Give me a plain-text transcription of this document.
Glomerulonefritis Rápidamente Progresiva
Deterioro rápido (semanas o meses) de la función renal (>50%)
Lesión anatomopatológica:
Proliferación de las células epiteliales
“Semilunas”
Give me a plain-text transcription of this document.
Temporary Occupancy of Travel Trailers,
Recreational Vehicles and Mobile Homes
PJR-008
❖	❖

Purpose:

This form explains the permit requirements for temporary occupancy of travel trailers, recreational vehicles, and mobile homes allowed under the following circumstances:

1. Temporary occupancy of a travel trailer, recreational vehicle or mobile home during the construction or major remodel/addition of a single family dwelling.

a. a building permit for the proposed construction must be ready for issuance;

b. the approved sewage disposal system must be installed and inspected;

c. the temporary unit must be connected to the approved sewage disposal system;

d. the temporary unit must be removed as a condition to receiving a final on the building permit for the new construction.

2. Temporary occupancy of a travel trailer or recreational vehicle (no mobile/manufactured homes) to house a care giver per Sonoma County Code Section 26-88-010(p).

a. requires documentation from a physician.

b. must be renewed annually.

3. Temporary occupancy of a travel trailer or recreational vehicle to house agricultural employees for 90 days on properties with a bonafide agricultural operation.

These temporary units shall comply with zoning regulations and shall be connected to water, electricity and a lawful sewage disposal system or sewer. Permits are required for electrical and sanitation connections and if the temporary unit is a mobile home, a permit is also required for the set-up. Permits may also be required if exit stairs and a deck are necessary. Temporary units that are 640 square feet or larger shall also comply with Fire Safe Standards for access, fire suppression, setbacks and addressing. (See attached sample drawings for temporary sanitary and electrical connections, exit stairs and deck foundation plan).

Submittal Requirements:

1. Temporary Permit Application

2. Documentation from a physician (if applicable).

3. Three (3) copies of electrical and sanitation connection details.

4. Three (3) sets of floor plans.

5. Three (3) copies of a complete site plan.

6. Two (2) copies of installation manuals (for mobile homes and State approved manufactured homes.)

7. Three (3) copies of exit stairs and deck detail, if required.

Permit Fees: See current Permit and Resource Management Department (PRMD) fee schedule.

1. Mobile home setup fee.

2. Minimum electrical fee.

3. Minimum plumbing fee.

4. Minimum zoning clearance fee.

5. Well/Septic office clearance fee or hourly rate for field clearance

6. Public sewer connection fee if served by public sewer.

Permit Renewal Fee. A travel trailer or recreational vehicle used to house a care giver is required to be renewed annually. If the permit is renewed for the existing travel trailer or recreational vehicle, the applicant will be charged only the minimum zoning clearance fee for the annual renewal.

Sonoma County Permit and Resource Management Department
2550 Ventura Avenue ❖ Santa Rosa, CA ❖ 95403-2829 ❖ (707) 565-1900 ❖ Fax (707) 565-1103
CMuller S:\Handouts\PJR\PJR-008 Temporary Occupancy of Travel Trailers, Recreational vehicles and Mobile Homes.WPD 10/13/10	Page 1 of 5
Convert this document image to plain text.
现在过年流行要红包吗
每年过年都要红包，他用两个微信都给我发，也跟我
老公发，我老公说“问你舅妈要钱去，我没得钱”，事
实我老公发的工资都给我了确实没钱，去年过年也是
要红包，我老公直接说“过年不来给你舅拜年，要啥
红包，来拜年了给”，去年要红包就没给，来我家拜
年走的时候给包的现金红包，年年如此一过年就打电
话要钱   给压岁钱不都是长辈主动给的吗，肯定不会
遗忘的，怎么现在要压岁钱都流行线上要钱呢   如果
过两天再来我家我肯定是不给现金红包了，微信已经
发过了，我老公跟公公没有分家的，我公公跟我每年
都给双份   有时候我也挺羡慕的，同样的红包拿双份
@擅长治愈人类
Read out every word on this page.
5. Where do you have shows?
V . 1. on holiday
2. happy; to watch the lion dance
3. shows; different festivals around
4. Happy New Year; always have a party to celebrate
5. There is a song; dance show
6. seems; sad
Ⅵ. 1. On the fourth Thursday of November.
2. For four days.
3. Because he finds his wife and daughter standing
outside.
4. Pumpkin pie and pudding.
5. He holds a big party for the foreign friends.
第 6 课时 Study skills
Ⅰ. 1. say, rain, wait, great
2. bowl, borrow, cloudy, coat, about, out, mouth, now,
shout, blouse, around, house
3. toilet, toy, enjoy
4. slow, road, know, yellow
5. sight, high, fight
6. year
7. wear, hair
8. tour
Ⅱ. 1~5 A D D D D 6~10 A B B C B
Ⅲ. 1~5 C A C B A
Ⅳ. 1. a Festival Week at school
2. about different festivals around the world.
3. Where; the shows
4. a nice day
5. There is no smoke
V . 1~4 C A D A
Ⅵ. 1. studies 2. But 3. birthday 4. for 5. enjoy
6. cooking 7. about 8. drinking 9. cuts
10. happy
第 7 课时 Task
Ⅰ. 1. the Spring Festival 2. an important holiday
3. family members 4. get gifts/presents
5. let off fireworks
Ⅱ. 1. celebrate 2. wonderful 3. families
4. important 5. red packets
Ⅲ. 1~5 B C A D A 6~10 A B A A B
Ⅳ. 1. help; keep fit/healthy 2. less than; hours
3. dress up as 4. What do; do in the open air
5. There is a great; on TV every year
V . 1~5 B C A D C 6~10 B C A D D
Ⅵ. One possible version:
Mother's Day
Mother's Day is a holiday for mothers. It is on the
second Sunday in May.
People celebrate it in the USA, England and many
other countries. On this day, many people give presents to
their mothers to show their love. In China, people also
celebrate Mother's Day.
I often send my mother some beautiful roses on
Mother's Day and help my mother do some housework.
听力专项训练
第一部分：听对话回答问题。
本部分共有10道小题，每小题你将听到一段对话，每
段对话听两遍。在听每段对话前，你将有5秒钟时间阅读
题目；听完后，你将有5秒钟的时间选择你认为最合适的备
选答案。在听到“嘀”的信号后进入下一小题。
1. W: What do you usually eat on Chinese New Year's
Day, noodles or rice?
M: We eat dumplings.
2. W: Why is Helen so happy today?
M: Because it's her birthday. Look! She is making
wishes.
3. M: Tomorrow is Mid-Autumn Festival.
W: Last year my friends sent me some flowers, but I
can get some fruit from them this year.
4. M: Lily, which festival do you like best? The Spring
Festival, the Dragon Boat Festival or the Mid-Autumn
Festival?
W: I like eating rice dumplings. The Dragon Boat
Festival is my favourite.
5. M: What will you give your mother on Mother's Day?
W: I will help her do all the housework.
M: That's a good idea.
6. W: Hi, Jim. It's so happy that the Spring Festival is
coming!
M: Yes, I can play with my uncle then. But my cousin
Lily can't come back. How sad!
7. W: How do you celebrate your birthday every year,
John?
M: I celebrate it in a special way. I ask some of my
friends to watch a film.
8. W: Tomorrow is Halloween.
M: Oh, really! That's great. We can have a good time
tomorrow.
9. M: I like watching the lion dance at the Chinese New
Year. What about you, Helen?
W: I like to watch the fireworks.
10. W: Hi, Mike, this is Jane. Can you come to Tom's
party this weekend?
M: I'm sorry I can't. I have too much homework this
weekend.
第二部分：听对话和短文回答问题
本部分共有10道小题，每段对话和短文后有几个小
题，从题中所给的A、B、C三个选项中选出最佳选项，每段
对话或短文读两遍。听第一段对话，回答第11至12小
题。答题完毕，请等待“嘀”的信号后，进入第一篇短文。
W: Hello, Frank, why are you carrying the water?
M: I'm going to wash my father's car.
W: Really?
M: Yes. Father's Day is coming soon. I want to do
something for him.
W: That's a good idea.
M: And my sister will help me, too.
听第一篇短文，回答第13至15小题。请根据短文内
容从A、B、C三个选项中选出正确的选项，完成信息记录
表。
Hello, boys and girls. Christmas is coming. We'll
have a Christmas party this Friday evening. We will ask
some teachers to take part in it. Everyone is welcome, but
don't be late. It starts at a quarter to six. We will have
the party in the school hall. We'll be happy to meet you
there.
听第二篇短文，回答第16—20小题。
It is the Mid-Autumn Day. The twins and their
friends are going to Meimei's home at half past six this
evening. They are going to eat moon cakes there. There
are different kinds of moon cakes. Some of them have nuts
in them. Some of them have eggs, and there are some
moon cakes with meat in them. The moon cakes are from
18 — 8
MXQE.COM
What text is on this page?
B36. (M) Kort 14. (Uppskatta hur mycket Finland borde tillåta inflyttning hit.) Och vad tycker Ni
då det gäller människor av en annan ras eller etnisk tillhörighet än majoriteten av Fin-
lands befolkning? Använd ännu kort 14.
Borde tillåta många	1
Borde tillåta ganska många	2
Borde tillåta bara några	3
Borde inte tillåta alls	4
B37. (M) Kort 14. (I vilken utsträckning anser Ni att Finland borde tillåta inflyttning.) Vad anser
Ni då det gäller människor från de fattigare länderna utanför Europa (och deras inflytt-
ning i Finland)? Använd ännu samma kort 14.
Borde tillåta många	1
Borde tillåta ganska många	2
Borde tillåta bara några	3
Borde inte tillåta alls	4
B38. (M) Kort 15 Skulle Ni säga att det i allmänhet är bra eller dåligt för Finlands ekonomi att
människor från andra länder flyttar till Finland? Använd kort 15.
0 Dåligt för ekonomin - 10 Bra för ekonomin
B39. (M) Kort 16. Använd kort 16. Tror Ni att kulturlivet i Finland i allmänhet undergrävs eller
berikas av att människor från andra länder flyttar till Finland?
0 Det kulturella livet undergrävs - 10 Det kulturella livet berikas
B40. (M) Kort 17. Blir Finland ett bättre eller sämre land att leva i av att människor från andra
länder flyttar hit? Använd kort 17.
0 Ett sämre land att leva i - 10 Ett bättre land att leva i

** EXERCISE OBJECTIVE **
From the records above, pick out and copy each line holding the word "must".

** RESPONSE TO THE EXERCISE **
a. a building permit for the proposed construction must be ready for issuance;
b. the approved sewage disposal system must be installed and inspected;
c. the temporary unit must be connected to the approved sewage disposal system;
d. the temporary unit must be removed as a condition to receiving a final on the building permit for the new construction.
b. must be renewed annually.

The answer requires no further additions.